TASK INSTRUCTIONS:
Copy out each line that includes the word "this".

——

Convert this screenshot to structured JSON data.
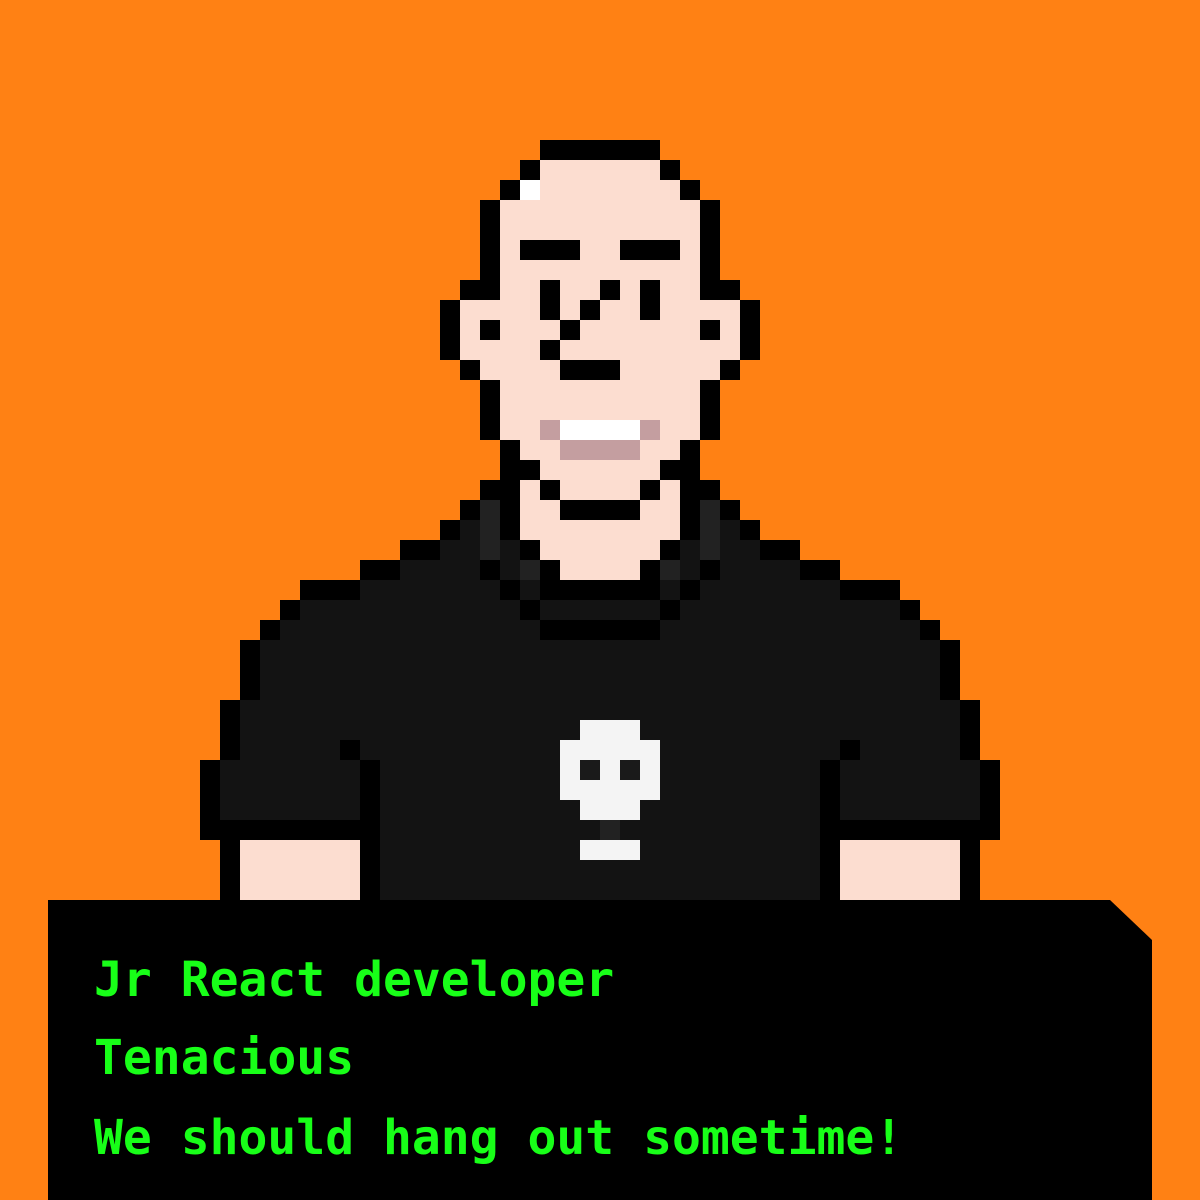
{
  "colors": {
    "background": "#FF8114",
    "outline": "#000000",
    "skin": "#FCDDD0",
    "shirt": "#131313",
    "shirt_shadow": "#222222",
    "highlight": "#FFFFFF",
    "lips": "#C49EA0",
    "teeth": "#FFFFFF",
    "skull": "#F4F4F4",
    "skull_eyes": "#1A1A1A",
    "dialog_bg": "#000000",
    "dialog_text": "#18FF18"
  },
  "character": {
    "head_icon": "bald-head-icon",
    "shirt_icon": "skull-tshirt-icon"
  },
  "dialog": {
    "lines": [
      "Jr React developer",
      "Tenacious",
      "We should hang out sometime!"
    ]
  }
}
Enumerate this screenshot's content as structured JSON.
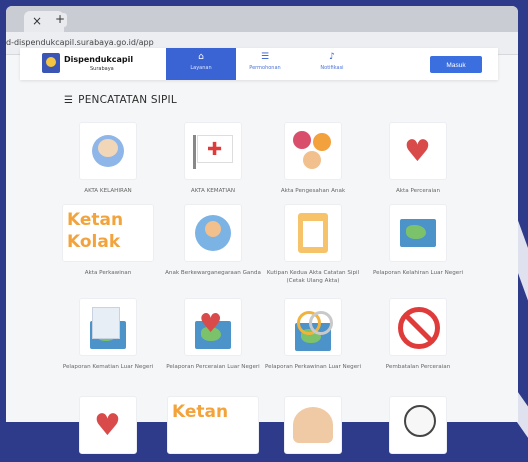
{
  "browser": {
    "tab_close": "×",
    "new_tab": "+",
    "url": "d-dispendukcapil.surabaya.go.id/app"
  },
  "nav": {
    "brand_name": "Dispendukcapil",
    "brand_sub": "Surabaya",
    "items": [
      {
        "label": "Layanan",
        "icon": "home-icon"
      },
      {
        "label": "Permohonan",
        "icon": "list-icon"
      },
      {
        "label": "Notifikasi",
        "icon": "bell-icon"
      }
    ],
    "login_label": "Masuk"
  },
  "section": {
    "title": "PENCATATAN SIPIL"
  },
  "services": [
    "AKTA KELAHIRAN",
    "AKTA KEMATIAN",
    "Akta Pengesahan Anak",
    "Akta Perceraian",
    "Akta Perkawinan",
    "Anak Berkewarganegaraan Ganda",
    "Kutipan Kedua Akta Catatan Sipil (Cetak Ulang Akta)",
    "Pelaporan Kelahiran Luar Negeri",
    "Pelaporan Kematian Luar Negeri",
    "Pelaporan Perceraian Luar Negeri",
    "Pelaporan Perkawinan Luar Negeri",
    "Pembatalan Perceraian"
  ],
  "logo_text": {
    "line1": "Ketan",
    "line2": "Kolak"
  },
  "colors": {
    "accent": "#3a63d4",
    "login_button": "#3b6fe0",
    "background": "#2e3b8a"
  }
}
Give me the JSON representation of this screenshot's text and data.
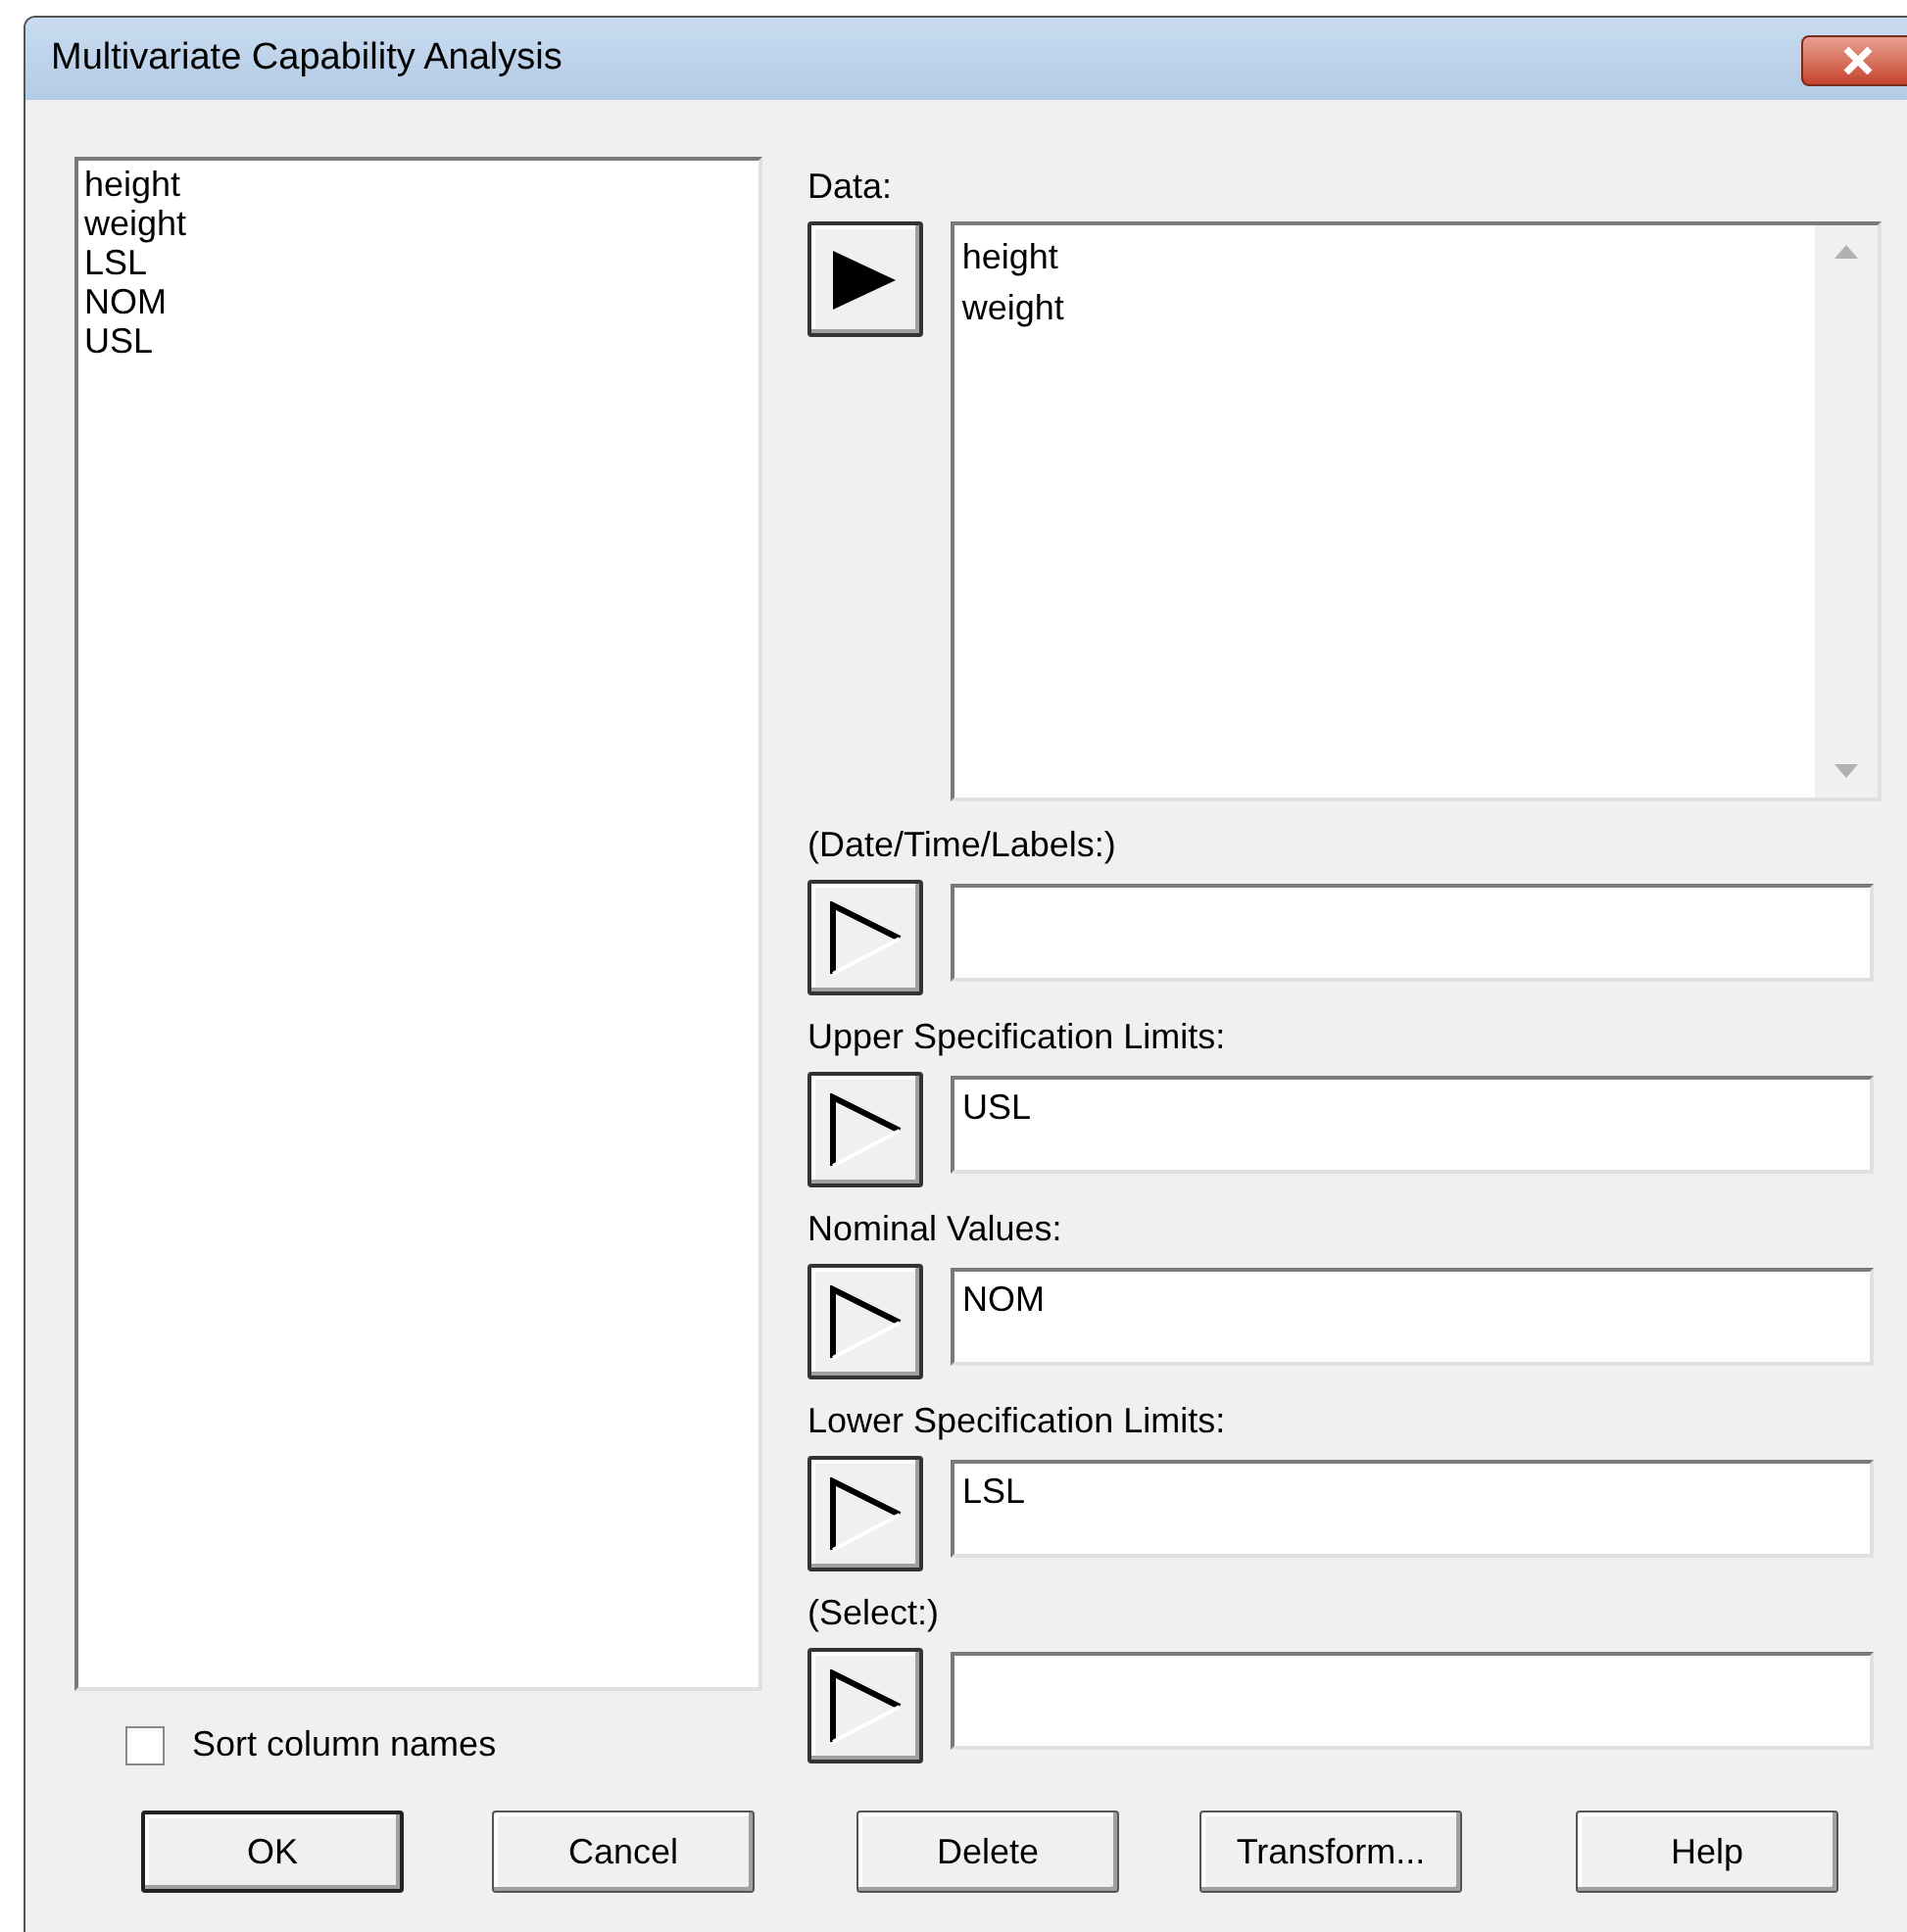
{
  "window": {
    "title": "Multivariate Capability Analysis"
  },
  "column_list": {
    "items": [
      "height",
      "weight",
      "LSL",
      "NOM",
      "USL"
    ]
  },
  "sort_checkbox": {
    "label": "Sort column names",
    "checked": false
  },
  "data": {
    "label": "Data:",
    "items": [
      "height",
      "weight"
    ]
  },
  "fields": [
    {
      "label": "(Date/Time/Labels:)"
    },
    {
      "label": "Upper Specification Limits:",
      "value": "USL"
    },
    {
      "label": "Nominal Values:",
      "value": "NOM"
    },
    {
      "label": "Lower Specification Limits:",
      "value": "LSL"
    },
    {
      "label": "(Select:)"
    }
  ],
  "buttons": [
    {
      "label": "OK",
      "default": true
    },
    {
      "label": "Cancel",
      "default": false
    },
    {
      "label": "Delete",
      "default": false
    },
    {
      "label": "Transform...",
      "default": false
    },
    {
      "label": "Help",
      "default": false
    }
  ]
}
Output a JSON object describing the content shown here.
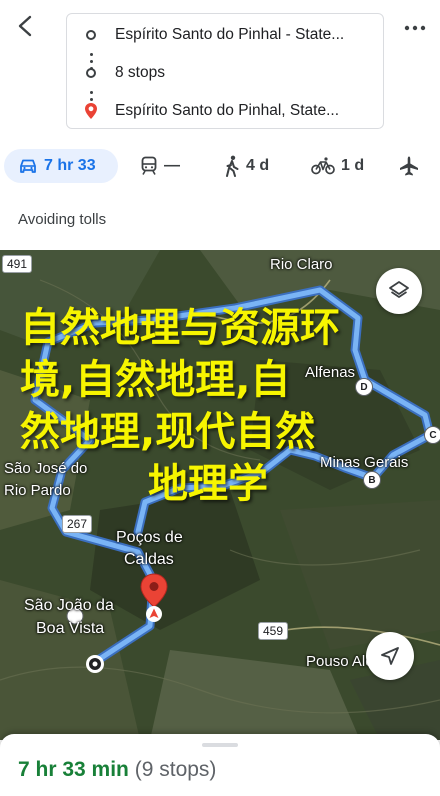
{
  "header": {
    "origin": "Espírito Santo do Pinhal - State...",
    "stops": "8 stops",
    "destination": "Espírito Santo do Pinhal, State..."
  },
  "modes": [
    {
      "name": "drive",
      "label": "7 hr 33",
      "active": true
    },
    {
      "name": "transit",
      "label": "—",
      "active": false
    },
    {
      "name": "walk",
      "label": "4 d",
      "active": false
    },
    {
      "name": "bike",
      "label": "1 d",
      "active": false
    },
    {
      "name": "flight",
      "label": "",
      "active": false
    }
  ],
  "route_option": "Avoiding tolls",
  "map": {
    "places": [
      "Rio Claro",
      "Alfenas",
      "São José do",
      "Rio Pardo",
      "Poços de",
      "Caldas",
      "São João da",
      "Boa Vista",
      "Minas Gerais",
      "Pouso Alegre"
    ],
    "road_badges": [
      "491",
      "267",
      "459"
    ],
    "stop_markers": [
      "D",
      "B",
      "C"
    ],
    "overlay_lines": [
      "自然地理与资源环",
      "境,自然地理,自",
      "然地理,现代自然",
      "地理学"
    ],
    "colors": {
      "route": "#7ab4f5",
      "overlay": "#f7f500"
    }
  },
  "sheet": {
    "duration": "7 hr 33 min",
    "stops": "(9 stops)"
  }
}
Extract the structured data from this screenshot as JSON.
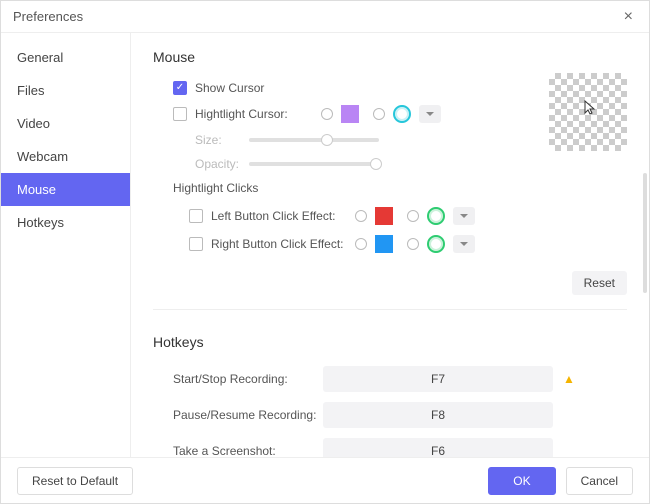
{
  "window": {
    "title": "Preferences"
  },
  "sidebar": {
    "items": [
      {
        "label": "General"
      },
      {
        "label": "Files"
      },
      {
        "label": "Video"
      },
      {
        "label": "Webcam"
      },
      {
        "label": "Mouse"
      },
      {
        "label": "Hotkeys"
      }
    ],
    "active_index": 4
  },
  "mouse": {
    "section_title": "Mouse",
    "show_cursor_label": "Show Cursor",
    "highlight_cursor_label": "Hightlight Cursor:",
    "size_label": "Size:",
    "opacity_label": "Opacity:",
    "highlight_clicks_title": "Hightlight Clicks",
    "left_click_label": "Left Button Click Effect:",
    "right_click_label": "Right Button Click Effect:",
    "reset_label": "Reset",
    "colors": {
      "highlight_cursor_swatch": "#b985f4",
      "left_click_swatch": "#e53935",
      "right_click_swatch": "#2196f3"
    }
  },
  "hotkeys": {
    "section_title": "Hotkeys",
    "rows": [
      {
        "label": "Start/Stop Recording:",
        "key": "F7",
        "warn": true
      },
      {
        "label": "Pause/Resume Recording:",
        "key": "F8",
        "warn": false
      },
      {
        "label": "Take a Screenshot:",
        "key": "F6",
        "warn": false
      }
    ]
  },
  "footer": {
    "reset_default": "Reset to Default",
    "ok": "OK",
    "cancel": "Cancel"
  }
}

——

RESULT:
Convert this screenshot to structured JSON data.
Enumerate this screenshot's content as structured JSON.
Give me the JSON representation of this screenshot's text and data.
Extract the structured data from this screenshot as JSON.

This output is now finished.